-- Given text --

══════

What are the consequences for the ‘harmonisation’ of EU data protection law?
The EU’s existing data protection regime is set out in Directive 95/46/EC (the “Directive”). The Directive (as with all EU Directives) does not apply directly to businesses, and had to be implemented into the national laws of each Member State. Inevitably, the national legislatures of the Member States applied their own interpretations of the Directive, resulting in a ‘patchwork’ of similar but not identical data protection compliance requirements across the EU. Consequently, organisations trying to do business in the EU found that they were faced with data protection compliance requirements that were inconsistent (and sometimes conflicting) from one Member State to the next.
One of the core aims of the GDPR is to harmonise EU data protection law, and to a large extent it will ensure that consistent rules regarding data protection apply in all EU Member States. However, there are a number of areas in which the GDPR does not achieve full harmonisation across the EU. For example, data protection issues arising in the context of national employment law, freedom of speech and national security continue to be subject to an inconsistent ‘patchwork’ of national rules. Article 43a provides a further area in which there will be a lack of harmonisation, and may have a significant impact on the question of where businesses decide to store their data within the EU.
How are US authorities likely to react?
Both US courts and authorities have shown an unwillingness to move to the MLAT process to avoid data protection concerns, likely in part due to the time such requests take. The OECD, in its Typology on Mutual Legal Assistance in Foreign Bribery Cases, noted the significant hurdles posed by untimely responses to MLAT requests. AAG Caldwell, commenting in November 2015 on the recently-issued Yates memorandum regarding corporate cooperation, stated that “proactive document production, especially for evidence located in foreign countries” would be required for a business to gain cooperation credit.
US courts and authorities are likely to view the UK’s decision not to opt-in to Article 43a as providing another route businesses can use to move documents to the US despite conflicting EU data protection rules – simply move the data to the UK, then move it to the US. This may well exacerbate the view of both US courts and enforcement authorities that EU data protection law does not, in fact, pose a barrier to production of documents despite the adoption of the GDPR. This view has been reinforced by the UK decision in Madoff v. Madoff,  EWHC 442 (Ch), which US authorities have taken as blessing the movement of documents into the US for law enforcement reasons pursuant to Schedule 4 paragraph 4(1) of the UK Data Protection Act 1998.

══════

-- Your instructions --
Update the text on EU data protection law, starting at "What are the" and ending at "to the next.", so that "compliance requirements" is replaced by "compliance obligations".

Data items
══════

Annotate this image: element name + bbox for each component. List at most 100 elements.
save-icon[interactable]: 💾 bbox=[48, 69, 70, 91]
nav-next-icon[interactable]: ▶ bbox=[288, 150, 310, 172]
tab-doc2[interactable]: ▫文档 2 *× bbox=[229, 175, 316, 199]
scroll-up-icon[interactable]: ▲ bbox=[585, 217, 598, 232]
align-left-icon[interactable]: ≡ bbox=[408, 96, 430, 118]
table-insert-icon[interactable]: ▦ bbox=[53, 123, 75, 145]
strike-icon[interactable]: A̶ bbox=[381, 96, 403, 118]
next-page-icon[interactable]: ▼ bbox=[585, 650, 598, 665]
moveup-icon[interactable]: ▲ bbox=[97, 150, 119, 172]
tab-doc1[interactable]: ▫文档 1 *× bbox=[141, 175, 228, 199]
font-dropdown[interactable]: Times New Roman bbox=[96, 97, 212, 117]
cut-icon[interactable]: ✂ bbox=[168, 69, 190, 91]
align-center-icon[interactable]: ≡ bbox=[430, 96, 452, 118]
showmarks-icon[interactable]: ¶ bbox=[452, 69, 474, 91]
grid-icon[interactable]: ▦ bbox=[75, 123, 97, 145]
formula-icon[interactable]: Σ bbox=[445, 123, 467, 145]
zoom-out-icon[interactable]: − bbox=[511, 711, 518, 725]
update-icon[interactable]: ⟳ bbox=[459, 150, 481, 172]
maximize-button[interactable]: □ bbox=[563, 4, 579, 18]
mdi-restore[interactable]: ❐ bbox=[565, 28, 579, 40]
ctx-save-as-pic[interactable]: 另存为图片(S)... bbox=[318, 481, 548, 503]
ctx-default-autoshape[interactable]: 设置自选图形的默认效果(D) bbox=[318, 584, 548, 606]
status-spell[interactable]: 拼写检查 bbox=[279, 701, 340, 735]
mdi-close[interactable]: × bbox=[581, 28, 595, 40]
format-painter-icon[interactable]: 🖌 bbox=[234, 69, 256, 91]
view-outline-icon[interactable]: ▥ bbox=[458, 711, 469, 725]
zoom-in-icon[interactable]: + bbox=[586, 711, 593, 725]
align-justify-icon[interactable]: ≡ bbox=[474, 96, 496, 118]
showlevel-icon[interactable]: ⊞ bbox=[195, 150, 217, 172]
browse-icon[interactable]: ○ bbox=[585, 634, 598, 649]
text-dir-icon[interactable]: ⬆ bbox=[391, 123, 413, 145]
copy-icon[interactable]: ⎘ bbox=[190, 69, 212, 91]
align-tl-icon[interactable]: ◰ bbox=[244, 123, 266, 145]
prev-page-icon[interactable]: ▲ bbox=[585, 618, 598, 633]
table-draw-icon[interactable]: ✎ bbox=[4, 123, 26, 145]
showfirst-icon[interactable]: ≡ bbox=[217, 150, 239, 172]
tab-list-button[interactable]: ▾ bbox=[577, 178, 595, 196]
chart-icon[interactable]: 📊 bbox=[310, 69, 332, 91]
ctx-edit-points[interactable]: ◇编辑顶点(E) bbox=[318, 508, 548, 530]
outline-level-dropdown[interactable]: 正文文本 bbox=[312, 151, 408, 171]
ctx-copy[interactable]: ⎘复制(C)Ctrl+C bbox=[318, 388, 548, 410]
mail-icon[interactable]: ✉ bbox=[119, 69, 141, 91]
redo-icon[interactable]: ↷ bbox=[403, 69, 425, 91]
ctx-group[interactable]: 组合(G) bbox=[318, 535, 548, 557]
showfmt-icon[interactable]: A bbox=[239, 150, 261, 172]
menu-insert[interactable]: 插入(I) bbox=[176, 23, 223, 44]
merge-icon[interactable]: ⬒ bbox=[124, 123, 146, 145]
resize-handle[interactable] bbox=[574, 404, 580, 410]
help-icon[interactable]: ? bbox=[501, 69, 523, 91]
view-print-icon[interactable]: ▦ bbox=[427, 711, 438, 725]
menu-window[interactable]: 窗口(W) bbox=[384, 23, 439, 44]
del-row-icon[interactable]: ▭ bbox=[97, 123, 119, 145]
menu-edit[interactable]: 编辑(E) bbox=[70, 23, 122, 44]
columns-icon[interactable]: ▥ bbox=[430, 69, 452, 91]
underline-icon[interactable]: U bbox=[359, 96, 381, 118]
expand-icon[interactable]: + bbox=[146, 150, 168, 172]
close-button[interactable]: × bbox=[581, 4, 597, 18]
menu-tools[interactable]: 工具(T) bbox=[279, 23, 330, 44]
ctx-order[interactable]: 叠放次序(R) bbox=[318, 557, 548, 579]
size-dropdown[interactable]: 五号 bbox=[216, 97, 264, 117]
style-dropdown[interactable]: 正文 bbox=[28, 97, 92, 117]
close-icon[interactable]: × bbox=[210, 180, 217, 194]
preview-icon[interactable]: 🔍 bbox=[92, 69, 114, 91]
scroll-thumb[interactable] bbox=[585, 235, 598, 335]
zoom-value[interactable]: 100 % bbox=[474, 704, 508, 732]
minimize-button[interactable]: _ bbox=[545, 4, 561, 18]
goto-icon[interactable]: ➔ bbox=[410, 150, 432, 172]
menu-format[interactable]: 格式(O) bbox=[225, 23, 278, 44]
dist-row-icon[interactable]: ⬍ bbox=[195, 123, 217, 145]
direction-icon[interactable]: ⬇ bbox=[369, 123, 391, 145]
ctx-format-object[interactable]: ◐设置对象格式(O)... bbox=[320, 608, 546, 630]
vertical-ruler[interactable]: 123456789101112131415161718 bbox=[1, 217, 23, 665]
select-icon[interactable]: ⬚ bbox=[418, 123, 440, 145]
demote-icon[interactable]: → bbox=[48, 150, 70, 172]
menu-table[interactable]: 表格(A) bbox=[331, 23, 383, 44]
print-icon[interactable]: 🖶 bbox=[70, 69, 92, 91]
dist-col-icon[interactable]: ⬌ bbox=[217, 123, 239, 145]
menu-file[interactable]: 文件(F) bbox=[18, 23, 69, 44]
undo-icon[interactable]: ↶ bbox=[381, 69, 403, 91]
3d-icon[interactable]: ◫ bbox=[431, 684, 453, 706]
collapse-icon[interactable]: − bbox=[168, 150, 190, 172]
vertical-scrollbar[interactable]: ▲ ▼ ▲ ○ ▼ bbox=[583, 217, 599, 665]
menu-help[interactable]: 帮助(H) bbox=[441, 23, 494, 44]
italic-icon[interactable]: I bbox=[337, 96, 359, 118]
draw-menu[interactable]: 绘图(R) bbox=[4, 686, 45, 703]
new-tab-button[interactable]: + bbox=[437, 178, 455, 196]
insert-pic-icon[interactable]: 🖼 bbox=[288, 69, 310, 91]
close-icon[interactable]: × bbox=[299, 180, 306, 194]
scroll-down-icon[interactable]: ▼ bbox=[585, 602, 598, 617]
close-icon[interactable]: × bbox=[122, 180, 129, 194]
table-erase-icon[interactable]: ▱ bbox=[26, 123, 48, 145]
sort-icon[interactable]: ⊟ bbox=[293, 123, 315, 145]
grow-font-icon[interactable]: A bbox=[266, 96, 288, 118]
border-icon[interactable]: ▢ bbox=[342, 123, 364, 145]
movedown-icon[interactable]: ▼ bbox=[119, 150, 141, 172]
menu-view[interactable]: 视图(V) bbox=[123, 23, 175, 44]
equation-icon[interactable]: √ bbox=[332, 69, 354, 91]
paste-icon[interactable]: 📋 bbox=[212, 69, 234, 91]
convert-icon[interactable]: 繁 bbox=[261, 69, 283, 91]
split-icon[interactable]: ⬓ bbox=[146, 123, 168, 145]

══════

-- Output of the exercise --
What are the consequences for the ‘harmonisation’ of EU data protection law?
The EU’s existing data protection regime is set out in Directive 95/46/EC (the “Directive”). The Directive (as with all EU Directives) does not apply directly to businesses, and had to be implemented into the national laws of each Member State. Inevitably, the national legislatures of the Member States applied their own interpretations of the Directive, resulting in a ‘patchwork’ of similar but not identical data protection compliance obligations across the EU. Consequently, organisations trying to do business in the EU found that they were faced with data protection compliance obligations that were inconsistent (and sometimes conflicting) from one Member State to the next.